Am Freitagvormittag, kurz nach 9 Uhr, ereignete sich ein schwerer Fahrradunfall in Graz. Ein 49-jähriger Grazer fuhr auf der Wickenburggasse in Richtung Westen, während eine 82-jährige Grazerin entgegenkommend mit ihrem Rad unterwegs war. Tragischerweise geriet die Frau plötzlich auf die linke Seite des Radweges, was zur frontalen Kollision zwischen den beiden Radfahrern führte. Der 49-Jährige konnte nicht rechtzeitig ausweichen oder bremsen, sodass es zu einem Zusammenstoß kam, bei dem beide stürzten. Der Mann erlitt dabei Verletzungen im Gesicht, blieb aber ansprechbar und leistete sofort Erste Hilfe bei der schwer verletzten Pensionistin, die stark blutende Kopfverletzungen davongetragen hatte. Dies berichtet oe24.at.

Auftrag A: Prüfen Sie, ob die folgenden Aussagen mit dem Unfallbericht übereinstimmen. Antworten Sie jeweils mit Ja oder Nein und zitieren Sie die entscheidenden Worte des Unfallberichts wörtlich: (i) Der Unfall ereignete sich am Freitagnachmittag. (ii) Die Radfahrerin war 82 Jahre alt. (iii) Der Mann verlor nach dem Sturz das Bewusstsein.
Auftrag B: Fassen Sie den Unfallbericht in zwei Sätzen zusammen.
Auftrag C: Setzen Sie den Unfallbericht im Anschluss an seinen letzten Satz fort.

Informationen:

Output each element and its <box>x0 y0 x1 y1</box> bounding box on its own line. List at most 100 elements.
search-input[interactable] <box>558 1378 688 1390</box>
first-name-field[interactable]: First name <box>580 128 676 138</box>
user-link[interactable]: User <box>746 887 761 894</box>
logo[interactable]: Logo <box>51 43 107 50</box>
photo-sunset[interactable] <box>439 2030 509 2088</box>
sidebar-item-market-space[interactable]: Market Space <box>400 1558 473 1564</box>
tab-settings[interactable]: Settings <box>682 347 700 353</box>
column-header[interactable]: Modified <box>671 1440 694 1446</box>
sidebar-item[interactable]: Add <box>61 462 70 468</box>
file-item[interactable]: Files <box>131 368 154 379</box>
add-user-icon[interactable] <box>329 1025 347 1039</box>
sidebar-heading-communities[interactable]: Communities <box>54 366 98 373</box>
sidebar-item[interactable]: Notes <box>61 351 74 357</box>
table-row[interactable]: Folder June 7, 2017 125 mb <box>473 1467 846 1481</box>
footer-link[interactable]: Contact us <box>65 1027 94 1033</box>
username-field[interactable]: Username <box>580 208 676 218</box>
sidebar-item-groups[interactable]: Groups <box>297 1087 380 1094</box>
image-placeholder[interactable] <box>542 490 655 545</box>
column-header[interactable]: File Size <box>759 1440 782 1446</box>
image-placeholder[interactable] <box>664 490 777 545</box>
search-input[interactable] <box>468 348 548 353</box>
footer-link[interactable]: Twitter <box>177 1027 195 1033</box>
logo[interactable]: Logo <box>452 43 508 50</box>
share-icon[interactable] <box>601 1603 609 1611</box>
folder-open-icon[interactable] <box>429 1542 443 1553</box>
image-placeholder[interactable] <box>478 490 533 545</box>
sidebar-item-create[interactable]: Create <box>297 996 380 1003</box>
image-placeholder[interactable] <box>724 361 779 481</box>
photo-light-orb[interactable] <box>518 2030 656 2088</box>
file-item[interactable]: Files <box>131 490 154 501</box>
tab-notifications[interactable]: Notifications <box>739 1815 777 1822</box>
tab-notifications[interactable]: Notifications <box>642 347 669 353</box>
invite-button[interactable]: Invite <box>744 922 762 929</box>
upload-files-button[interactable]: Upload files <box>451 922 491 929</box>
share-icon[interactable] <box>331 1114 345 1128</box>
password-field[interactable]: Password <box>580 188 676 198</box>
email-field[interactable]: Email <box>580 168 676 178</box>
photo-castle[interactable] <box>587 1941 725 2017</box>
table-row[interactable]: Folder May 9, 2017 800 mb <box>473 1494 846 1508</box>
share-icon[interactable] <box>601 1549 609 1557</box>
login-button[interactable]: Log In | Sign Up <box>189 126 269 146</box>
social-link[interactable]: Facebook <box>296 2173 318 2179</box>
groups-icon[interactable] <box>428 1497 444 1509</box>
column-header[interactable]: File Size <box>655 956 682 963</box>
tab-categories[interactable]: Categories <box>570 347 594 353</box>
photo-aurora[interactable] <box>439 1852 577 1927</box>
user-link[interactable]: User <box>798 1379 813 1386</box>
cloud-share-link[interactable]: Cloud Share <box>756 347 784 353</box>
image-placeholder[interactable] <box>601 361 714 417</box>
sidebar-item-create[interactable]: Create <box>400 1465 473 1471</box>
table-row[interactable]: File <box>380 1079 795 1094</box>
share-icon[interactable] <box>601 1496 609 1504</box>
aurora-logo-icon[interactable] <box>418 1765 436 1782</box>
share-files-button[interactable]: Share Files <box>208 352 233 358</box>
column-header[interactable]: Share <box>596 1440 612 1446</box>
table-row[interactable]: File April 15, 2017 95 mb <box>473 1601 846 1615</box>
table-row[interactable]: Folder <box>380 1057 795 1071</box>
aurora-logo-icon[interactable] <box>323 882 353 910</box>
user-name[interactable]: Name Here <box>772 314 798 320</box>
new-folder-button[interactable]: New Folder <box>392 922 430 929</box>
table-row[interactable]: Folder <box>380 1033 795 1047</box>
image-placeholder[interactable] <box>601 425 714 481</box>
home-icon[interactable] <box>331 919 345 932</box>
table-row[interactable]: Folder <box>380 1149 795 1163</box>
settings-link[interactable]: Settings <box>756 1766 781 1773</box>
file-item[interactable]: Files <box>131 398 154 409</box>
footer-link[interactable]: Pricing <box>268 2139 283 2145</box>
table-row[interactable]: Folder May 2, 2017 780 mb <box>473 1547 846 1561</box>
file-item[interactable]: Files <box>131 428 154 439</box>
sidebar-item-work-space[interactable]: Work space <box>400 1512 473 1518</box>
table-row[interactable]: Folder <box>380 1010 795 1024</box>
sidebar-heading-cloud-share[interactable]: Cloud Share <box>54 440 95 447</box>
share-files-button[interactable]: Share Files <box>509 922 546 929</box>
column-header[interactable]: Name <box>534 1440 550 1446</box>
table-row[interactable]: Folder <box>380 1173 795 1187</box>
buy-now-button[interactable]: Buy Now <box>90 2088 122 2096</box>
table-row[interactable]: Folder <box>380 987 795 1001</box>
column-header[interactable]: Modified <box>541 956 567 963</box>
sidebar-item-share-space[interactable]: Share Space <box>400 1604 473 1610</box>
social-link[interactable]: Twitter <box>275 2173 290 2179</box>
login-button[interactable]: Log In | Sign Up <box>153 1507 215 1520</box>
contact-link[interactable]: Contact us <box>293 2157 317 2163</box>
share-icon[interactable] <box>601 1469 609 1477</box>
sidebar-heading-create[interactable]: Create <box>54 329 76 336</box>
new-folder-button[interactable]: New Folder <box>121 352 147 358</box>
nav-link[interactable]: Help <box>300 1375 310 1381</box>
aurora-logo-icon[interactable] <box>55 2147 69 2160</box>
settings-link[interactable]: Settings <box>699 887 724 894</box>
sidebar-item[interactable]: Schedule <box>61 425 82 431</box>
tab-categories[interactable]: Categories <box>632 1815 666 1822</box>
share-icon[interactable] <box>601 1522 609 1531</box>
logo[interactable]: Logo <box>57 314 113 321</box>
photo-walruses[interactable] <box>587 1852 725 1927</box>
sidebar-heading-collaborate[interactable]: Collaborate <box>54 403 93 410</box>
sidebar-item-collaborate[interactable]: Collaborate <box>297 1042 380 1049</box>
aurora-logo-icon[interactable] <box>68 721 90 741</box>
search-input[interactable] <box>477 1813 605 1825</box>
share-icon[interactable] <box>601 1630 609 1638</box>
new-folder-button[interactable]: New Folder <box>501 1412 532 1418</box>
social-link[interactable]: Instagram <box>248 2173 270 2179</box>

Ergebnis A:
(i) Nein: „Am Freitagvormittag, kurz nach 9 Uhr“
(ii) Ja: „eine 82-jährige Grazerin“
(iii) Nein: „blieb aber ansprechbar“

Ergebnis B: Am Freitagvormittag stießen in Graz auf der Wickenburggasse ein 49-jähriger Radfahrer und eine entgegenkommende 82-jährige Radfahrerin frontal zusammen, nachdem die Frau plötzlich auf die linke Seite des Radweges geraten war. Der Mann wurde im Gesicht verletzt und leistete der Pensionistin, die schwere, stark blutende Kopfverletzungen erlitten hatte, sofort Erste Hilfe.

Ergebnis C:
Weitere Passanten kamen zur Hilfe, unterstützten die Rettungsmaßnahmen und verständigten umgehend die Einsatzkräfte. Notärzte mussten die 82-Jährige an der Unfallstelle reanimieren, bevor sie mit einem Rettungswagen ins LKH Graz gebracht wurde. Dort wurde sie im Schockraum behandelt und anschließend auf die Intensivstation verlegt. Trotz aller medizinischen Bemühungen erlag die Pensionistin ihren schweren Verletzungen im Uniklinikum Graz.

Unfallhergang und therapeutische Maßnahmen

Der 49-jährige Radfahrer wurde ebenfalls ins LKH Graz gebracht, wo er ambulant behandelt wurde. Sein Alkomattest ergab ein negatives Ergebnis, was bedeutet, dass Alkohol in seinem Blut keine Rolle bei dem Unfall spielte. Der schwere Zusammenstoß wirft jedoch Fragen auf, die die Polizei derzeit untersucht. Laut Aussagen des Mannes und einer Zeugin war die plötzliche Veränderung der Fahrrichtung der 82-Jährigen entscheidend für das Unglück. Die Ermittlungen zum genauen Unfallhergang dauern an, wie 5min.at berichtet.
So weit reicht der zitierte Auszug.